> **Task brief**
Output all of the records exactly as written.

- - - -

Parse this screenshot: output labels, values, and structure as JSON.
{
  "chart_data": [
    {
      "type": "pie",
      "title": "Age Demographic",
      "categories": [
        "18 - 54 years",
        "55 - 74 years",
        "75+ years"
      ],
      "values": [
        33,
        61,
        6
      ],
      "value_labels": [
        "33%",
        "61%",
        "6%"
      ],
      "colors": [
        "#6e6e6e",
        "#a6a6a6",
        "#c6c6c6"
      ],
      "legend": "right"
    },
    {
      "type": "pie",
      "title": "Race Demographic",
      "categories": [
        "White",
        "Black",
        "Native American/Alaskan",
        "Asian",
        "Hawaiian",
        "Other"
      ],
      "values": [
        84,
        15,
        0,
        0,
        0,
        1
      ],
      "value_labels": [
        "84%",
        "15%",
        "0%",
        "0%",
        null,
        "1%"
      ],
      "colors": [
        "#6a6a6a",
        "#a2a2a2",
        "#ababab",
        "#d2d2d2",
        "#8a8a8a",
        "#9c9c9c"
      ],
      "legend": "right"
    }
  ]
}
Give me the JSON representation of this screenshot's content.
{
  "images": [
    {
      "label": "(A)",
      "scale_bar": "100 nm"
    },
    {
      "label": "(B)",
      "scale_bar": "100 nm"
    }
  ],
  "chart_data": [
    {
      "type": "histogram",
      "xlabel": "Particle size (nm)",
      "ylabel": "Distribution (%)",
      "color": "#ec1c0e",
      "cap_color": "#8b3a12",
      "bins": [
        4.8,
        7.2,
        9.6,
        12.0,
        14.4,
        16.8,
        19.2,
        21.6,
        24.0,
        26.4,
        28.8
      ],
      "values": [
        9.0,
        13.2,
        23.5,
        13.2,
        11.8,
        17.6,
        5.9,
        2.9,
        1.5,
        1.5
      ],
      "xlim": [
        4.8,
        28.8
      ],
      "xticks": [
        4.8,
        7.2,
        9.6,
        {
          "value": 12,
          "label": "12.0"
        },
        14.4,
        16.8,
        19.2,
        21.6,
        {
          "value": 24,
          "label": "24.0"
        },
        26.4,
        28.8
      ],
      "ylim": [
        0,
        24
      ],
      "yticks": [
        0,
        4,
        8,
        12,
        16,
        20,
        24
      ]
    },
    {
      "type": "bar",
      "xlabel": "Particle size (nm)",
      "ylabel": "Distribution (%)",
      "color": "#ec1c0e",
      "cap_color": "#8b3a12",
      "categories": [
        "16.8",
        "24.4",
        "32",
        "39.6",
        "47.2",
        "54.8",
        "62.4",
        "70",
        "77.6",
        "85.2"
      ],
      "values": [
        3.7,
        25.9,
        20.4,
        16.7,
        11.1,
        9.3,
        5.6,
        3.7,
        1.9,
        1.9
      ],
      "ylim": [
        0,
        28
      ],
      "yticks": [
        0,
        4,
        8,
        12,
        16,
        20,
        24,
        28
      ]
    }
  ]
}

- - - -

> **Written solution**
Parse this screenshot: output labels, values, and structure as JSON.
{
  "chart_data": [
    {
      "type": "pie",
      "title": "Age Demographic",
      "categories": [
        "18 - 54 years",
        "55 - 74 years",
        "75+ years"
      ],
      "values": [
        33,
        61,
        6
      ],
      "value_labels": [
        "33%",
        "61%",
        "6%"
      ],
      "colors": [
        "#6e6e6e",
        "#a6a6a6",
        "#c6c6c6"
      ],
      "legend": "right"
    },
    {
      "type": "pie",
      "title": "Race Demographic",
      "categories": [
        "White",
        "Black",
        "Native American/Alaskan",
        "Asian",
        "Hawaiian",
        "Other"
      ],
      "values": [
        84,
        15,
        0,
        0,
        0,
        1
      ],
      "value_labels": [
        "84%",
        "15%",
        "0%",
        "0%",
        null,
        "1%"
      ],
      "colors": [
        "#6a6a6a",
        "#a2a2a2",
        "#ababab",
        "#d2d2d2",
        "#8a8a8a",
        "#9c9c9c"
      ],
      "legend": "right"
    }
  ]
}
Give me the JSON representation of this screenshot's content.
{
  "images": [
    {
      "label": "(A)",
      "scale_bar": "100 nm"
    },
    {
      "label": "(B)",
      "scale_bar": "100 nm"
    }
  ],
  "chart_data": [
    {
      "type": "histogram",
      "xlabel": "Particle size (nm)",
      "ylabel": "Distribution (%)",
      "color": "#ec1c0e",
      "cap_color": "#8b3a12",
      "bins": [
        4.8,
        7.2,
        9.6,
        12.0,
        14.4,
        16.8,
        19.2,
        21.6,
        24.0,
        26.4,
        28.8
      ],
      "values": [
        9.0,
        13.2,
        23.5,
        13.2,
        11.8,
        17.6,
        5.9,
        2.9,
        1.5,
        1.5
      ],
      "xlim": [
        4.8,
        28.8
      ],
      "xticks": [
        4.8,
        7.2,
        9.6,
        {
          "value": 12,
          "label": "12.0"
        },
        14.4,
        16.8,
        19.2,
        21.6,
        {
          "value": 24,
          "label": "24.0"
        },
        26.4,
        28.8
      ],
      "ylim": [
        0,
        24
      ],
      "yticks": [
        0,
        4,
        8,
        12,
        16,
        20,
        24
      ]
    },
    {
      "type": "bar",
      "xlabel": "Particle size (nm)",
      "ylabel": "Distribution (%)",
      "color": "#ec1c0e",
      "cap_color": "#8b3a12",
      "categories": [
        "16.8",
        "24.4",
        "32",
        "39.6",
        "47.2",
        "54.8",
        "62.4",
        "70",
        "77.6",
        "85.2"
      ],
      "values": [
        3.7,
        25.9,
        20.4,
        16.7,
        11.1,
        9.3,
        5.6,
        3.7,
        1.9,
        1.9
      ],
      "ylim": [
        0,
        28
      ],
      "yticks": [
        0,
        4,
        8,
        12,
        16,
        20,
        24,
        28
      ]
    }
  ]
}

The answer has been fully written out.